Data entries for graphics
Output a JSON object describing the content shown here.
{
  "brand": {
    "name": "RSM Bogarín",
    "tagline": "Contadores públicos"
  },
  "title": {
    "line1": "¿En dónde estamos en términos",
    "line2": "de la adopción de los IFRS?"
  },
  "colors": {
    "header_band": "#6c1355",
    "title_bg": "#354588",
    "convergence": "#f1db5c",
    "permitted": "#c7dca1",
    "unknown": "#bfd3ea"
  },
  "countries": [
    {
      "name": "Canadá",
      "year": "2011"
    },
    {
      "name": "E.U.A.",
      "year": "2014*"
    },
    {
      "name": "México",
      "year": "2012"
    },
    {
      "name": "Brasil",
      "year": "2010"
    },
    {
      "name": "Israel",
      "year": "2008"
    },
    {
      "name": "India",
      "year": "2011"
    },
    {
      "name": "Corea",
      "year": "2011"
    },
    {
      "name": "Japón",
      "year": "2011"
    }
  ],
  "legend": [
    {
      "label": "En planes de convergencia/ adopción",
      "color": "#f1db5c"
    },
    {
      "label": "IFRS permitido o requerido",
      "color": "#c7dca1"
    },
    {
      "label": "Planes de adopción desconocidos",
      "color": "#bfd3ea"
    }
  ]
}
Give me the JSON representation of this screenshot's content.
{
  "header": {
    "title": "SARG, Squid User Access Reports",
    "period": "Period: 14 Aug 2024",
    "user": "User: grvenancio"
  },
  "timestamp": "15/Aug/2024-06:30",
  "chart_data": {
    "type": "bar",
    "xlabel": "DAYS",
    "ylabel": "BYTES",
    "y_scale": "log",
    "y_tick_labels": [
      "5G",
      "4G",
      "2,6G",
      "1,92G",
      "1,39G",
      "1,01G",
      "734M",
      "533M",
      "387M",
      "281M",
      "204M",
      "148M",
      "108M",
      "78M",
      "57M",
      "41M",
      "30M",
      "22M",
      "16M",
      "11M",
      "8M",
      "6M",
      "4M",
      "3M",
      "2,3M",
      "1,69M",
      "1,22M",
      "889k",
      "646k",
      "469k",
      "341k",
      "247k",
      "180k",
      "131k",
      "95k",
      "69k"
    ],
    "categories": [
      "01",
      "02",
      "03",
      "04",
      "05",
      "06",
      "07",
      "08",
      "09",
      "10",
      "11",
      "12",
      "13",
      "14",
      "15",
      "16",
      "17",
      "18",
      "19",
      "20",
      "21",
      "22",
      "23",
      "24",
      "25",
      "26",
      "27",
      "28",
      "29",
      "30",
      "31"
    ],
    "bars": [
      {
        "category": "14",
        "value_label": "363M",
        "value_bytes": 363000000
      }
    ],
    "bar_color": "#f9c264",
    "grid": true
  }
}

→ **WORK INSTRUCTIONS**:
Report how many lines of the records above contain the word "adopción", giving only the number.

→ **SOLUTION TO THIS EXERCISE**:
3